- _GOAL OF THE EXERCISE_
Output all lines exactly.

- _Lines of data_
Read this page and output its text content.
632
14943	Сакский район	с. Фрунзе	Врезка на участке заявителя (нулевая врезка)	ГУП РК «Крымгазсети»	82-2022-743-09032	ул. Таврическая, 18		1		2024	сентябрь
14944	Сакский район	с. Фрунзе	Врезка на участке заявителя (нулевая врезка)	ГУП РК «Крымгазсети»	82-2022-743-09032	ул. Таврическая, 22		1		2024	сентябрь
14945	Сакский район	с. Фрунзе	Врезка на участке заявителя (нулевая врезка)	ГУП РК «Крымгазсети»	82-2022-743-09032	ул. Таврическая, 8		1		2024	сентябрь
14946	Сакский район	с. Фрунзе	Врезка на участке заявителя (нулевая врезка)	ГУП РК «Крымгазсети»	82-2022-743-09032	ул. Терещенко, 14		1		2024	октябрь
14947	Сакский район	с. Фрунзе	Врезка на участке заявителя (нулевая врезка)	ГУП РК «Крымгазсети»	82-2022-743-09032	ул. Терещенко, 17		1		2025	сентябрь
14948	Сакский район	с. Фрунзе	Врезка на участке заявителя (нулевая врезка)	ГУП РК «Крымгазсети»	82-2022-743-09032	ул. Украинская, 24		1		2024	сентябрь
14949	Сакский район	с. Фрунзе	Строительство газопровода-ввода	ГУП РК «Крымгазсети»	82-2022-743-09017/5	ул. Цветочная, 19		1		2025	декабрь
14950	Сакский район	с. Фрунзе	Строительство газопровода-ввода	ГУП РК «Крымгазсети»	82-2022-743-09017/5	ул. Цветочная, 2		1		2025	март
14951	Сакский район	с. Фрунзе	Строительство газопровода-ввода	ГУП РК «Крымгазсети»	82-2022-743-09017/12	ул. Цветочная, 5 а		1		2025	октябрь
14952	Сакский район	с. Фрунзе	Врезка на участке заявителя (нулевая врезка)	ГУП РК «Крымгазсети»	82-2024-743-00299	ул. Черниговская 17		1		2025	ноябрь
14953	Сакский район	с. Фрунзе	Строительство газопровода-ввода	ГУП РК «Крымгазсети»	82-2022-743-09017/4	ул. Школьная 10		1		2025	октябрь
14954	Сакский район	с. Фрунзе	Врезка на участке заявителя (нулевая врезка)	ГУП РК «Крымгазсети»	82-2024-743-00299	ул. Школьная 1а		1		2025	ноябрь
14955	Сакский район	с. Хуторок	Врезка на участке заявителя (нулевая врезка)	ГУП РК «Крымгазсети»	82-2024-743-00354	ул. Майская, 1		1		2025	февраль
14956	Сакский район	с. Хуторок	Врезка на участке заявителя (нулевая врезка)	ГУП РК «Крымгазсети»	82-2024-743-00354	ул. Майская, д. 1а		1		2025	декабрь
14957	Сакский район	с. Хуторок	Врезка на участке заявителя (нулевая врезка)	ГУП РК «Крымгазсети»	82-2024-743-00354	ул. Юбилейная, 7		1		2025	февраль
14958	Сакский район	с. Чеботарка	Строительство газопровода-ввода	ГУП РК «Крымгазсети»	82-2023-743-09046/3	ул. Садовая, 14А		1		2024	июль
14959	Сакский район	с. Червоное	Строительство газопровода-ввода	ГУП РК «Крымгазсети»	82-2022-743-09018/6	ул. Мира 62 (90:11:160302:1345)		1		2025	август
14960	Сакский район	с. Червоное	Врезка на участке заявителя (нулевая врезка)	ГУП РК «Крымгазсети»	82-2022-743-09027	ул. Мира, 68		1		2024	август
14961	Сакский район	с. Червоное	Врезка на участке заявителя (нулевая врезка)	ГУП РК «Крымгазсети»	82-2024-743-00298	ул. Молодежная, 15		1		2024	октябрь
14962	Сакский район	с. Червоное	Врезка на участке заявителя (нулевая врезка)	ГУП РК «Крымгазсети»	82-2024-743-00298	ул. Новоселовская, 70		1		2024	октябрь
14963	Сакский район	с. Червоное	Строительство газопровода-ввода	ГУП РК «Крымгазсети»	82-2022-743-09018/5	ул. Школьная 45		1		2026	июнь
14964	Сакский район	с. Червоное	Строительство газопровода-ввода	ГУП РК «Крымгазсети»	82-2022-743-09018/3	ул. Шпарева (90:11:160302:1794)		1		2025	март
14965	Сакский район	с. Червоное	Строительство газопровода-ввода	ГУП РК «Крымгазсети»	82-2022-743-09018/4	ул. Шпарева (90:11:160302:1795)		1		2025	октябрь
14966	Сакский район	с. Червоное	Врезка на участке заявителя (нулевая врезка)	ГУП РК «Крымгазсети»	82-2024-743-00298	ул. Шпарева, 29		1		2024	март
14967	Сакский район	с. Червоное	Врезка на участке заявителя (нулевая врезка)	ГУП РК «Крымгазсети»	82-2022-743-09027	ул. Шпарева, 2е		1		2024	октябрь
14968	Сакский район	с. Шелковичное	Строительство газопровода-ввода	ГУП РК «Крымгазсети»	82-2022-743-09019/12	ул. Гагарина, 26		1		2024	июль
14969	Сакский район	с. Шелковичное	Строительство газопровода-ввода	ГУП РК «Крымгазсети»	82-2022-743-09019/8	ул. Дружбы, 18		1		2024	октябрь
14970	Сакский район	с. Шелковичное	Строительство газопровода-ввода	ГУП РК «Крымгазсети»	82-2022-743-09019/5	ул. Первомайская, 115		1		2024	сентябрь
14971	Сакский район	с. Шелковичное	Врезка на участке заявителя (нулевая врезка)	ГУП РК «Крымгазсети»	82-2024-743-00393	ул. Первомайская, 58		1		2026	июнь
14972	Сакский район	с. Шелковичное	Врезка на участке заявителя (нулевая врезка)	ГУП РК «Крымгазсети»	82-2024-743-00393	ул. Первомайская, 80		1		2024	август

- _OUTPUT OF THE TASK_
Read this page and output its text content.
632
14943	Сакский район	с. Фрунзе	Врезка на участке заявителя (нулевая врезка)	ГУП РК «Крымгазсети»	82-2022-743-09032	ул. Таврическая, 18		1		2024	сентябрь
14944	Сакский район	с. Фрунзе	Врезка на участке заявителя (нулевая врезка)	ГУП РК «Крымгазсети»	82-2022-743-09032	ул. Таврическая, 22		1		2024	сентябрь
14945	Сакский район	с. Фрунзе	Врезка на участке заявителя (нулевая врезка)	ГУП РК «Крымгазсети»	82-2022-743-09032	ул. Таврическая, 8		1		2024	сентябрь
14946	Сакский район	с. Фрунзе	Врезка на участке заявителя (нулевая врезка)	ГУП РК «Крымгазсети»	82-2022-743-09032	ул. Терещенко, 14		1		2024	октябрь
14947	Сакский район	с. Фрунзе	Врезка на участке заявителя (нулевая врезка)	ГУП РК «Крымгазсети»	82-2022-743-09032	ул. Терещенко, 17		1		2025	сентябрь
14948	Сакский район	с. Фрунзе	Врезка на участке заявителя (нулевая врезка)	ГУП РК «Крымгазсети»	82-2022-743-09032	ул. Украинская, 24		1		2024	сентябрь
14949	Сакский район	с. Фрунзе	Строительство газопровода-ввода	ГУП РК «Крымгазсети»	82-2022-743-09017/5	ул. Цветочная, 19		1		2025	декабрь
14950	Сакский район	с. Фрунзе	Строительство газопровода-ввода	ГУП РК «Крымгазсети»	82-2022-743-09017/5	ул. Цветочная, 2		1		2025	март
14951	Сакский район	с. Фрунзе	Строительство газопровода-ввода	ГУП РК «Крымгазсети»	82-2022-743-09017/12	ул. Цветочная, 5 а		1		2025	октябрь
14952	Сакский район	с. Фрунзе	Врезка на участке заявителя (нулевая врезка)	ГУП РК «Крымгазсети»	82-2024-743-00299	ул. Черниговская 17		1		2025	ноябрь
14953	Сакский район	с. Фрунзе	Строительство газопровода-ввода	ГУП РК «Крымгазсети»	82-2022-743-09017/4	ул. Школьная 10		1		2025	октябрь
14954	Сакский район	с. Фрунзе	Врезка на участке заявителя (нулевая врезка)	ГУП РК «Крымгазсети»	82-2024-743-00299	ул. Школьная 1а		1		2025	ноябрь
14955	Сакский район	с. Хуторок	Врезка на участке заявителя (нулевая врезка)	ГУП РК «Крымгазсети»	82-2024-743-00354	ул. Майская, 1		1		2025	февраль
14956	Сакский район	с. Хуторок	Врезка на участке заявителя (нулевая врезка)	ГУП РК «Крымгазсети»	82-2024-743-00354	ул. Майская, д. 1а		1		2025	декабрь
14957	Сакский район	с. Хуторок	Врезка на участке заявителя (нулевая врезка)	ГУП РК «Крымгазсети»	82-2024-743-00354	ул. Юбилейная, 7		1		2025	февраль
14958	Сакский район	с. Чеботарка	Строительство газопровода-ввода	ГУП РК «Крымгазсети»	82-2023-743-09046/3	ул. Садовая, 14А		1		2024	июль
14959	Сакский район	с. Червоное	Строительство газопровода-ввода	ГУП РК «Крымгазсети»	82-2022-743-09018/6	ул. Мира 62 (90:11:160302:1345)		1		2025	август
14960	Сакский район	с. Червоное	Врезка на участке заявителя (нулевая врезка)	ГУП РК «Крымгазсети»	82-2022-743-09027	ул. Мира, 68		1		2024	август
14961	Сакский район	с. Червоное	Врезка на участке заявителя (нулевая врезка)	ГУП РК «Крымгазсети»	82-2024-743-00298	ул. Молодежная, 15		1		2024	октябрь
14962	Сакский район	с. Червоное	Врезка на участке заявителя (нулевая врезка)	ГУП РК «Крымгазсети»	82-2024-743-00298	ул. Новоселовская, 70		1		2024	октябрь
14963	Сакский район	с. Червоное	Строительство газопровода-ввода	ГУП РК «Крымгазсети»	82-2022-743-09018/5	ул. Школьная 45		1		2026	июнь
14964	Сакский район	с. Червоное	Строительство газопровода-ввода	ГУП РК «Крымгазсети»	82-2022-743-09018/3	ул. Шпарева (90:11:160302:1794)		1		2025	март
14965	Сакский район	с. Червоное	Строительство газопровода-ввода	ГУП РК «Крымгазсети»	82-2022-743-09018/4	ул. Шпарева (90:11:160302:1795)		1		2025	октябрь
14966	Сакский район	с. Червоное	Врезка на участке заявителя (нулевая врезка)	ГУП РК «Крымгазсети»	82-2024-743-00298	ул. Шпарева, 29		1		2024	март
14967	Сакский район	с. Червоное	Врезка на участке заявителя (нулевая врезка)	ГУП РК «Крымгазсети»	82-2022-743-09027	ул. Шпарева, 2е		1		2024	октябрь
14968	Сакский район	с. Шелковичное	Строительство газопровода-ввода	ГУП РК «Крымгазсети»	82-2022-743-09019/12	ул. Гагарина, 26		1		2024	июль
14969	Сакский район	с. Шелковичное	Строительство газопровода-ввода	ГУП РК «Крымгазсети»	82-2022-743-09019/8	ул. Дружбы, 18		1		2024	октябрь
14970	Сакский район	с. Шелковичное	Строительство газопровода-ввода	ГУП РК «Крымгазсети»	82-2022-743-09019/5	ул. Первомайская, 115		1		2024	сентябрь
14971	Сакский район	с. Шелковичное	Врезка на участке заявителя (нулевая врезка)	ГУП РК «Крымгазсети»	82-2024-743-00393	ул. Первомайская, 58		1		2026	июнь
14972	Сакский район	с. Шелковичное	Врезка на участке заявителя (нулевая врезка)	ГУП РК «Крымгазсети»	82-2024-743-00393	ул. Первомайская, 80		1		2024	август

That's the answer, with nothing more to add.